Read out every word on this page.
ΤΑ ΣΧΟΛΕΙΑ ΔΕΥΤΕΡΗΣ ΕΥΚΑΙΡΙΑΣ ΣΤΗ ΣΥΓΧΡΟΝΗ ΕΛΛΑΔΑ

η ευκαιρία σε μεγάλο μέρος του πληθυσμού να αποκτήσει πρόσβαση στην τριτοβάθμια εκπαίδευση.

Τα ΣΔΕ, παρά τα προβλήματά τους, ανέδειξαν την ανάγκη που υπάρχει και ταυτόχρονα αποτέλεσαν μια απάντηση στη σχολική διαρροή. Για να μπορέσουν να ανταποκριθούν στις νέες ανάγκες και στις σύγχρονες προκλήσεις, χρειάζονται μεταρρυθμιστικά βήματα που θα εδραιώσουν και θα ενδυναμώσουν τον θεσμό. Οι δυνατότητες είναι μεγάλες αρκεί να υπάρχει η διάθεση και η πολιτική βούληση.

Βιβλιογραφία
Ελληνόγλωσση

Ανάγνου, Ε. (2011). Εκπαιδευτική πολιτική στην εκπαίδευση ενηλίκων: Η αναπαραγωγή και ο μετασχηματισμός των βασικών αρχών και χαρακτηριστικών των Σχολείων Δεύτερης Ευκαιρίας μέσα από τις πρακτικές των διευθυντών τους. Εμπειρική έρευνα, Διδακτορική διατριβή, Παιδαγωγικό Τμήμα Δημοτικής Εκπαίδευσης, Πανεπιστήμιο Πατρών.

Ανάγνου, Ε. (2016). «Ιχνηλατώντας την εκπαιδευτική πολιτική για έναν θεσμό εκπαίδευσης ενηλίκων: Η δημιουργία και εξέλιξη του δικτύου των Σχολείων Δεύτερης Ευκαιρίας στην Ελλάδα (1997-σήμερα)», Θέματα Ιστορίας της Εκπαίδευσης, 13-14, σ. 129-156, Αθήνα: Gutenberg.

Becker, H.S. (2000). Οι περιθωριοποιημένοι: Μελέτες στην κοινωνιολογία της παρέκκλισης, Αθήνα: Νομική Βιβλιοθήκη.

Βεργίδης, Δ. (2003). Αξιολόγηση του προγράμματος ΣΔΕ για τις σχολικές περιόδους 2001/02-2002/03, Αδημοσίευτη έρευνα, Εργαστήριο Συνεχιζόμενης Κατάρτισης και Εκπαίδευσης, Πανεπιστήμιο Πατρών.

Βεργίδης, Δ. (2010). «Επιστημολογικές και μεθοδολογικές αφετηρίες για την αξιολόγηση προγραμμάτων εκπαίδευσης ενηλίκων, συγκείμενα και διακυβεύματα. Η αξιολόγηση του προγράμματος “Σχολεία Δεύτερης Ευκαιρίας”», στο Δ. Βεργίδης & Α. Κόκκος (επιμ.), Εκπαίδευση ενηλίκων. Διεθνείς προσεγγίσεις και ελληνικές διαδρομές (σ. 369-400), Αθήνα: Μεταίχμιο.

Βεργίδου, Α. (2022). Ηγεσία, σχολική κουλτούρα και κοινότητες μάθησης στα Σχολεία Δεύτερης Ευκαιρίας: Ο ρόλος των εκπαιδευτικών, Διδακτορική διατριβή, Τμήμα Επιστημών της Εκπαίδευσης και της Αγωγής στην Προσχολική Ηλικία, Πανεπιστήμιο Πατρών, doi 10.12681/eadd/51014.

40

INSTRUCTIONS TO FOLLOW: Look over the listing above. Pick out and copy every line that includes "Τμήμα".

SOLVED EXERCISE:
Ανάγνου, Ε. (2011). Εκπαιδευτική πολιτική στην εκπαίδευση ενηλίκων: Η αναπαραγωγή και ο μετασχηματισμός των βασικών αρχών και χαρακτηριστικών των Σχολείων Δεύτερης Ευκαιρίας μέσα από τις πρακτικές των διευθυντών τους. Εμπειρική έρευνα, Διδακτορική διατριβή, Παιδαγωγικό Τμήμα Δημοτικής Εκπαίδευσης, Πανεπιστήμιο Πατρών.
Βεργίδου, Α. (2022). Ηγεσία, σχολική κουλτούρα και κοινότητες μάθησης στα Σχολεία Δεύτερης Ευκαιρίας: Ο ρόλος των εκπαιδευτικών, Διδακτορική διατριβή, Τμήμα Επιστημών της Εκπαίδευσης και της Αγωγής στην Προσχολική Ηλικία, Πανεπιστήμιο Πατρών, doi 10.12681/eadd/51014.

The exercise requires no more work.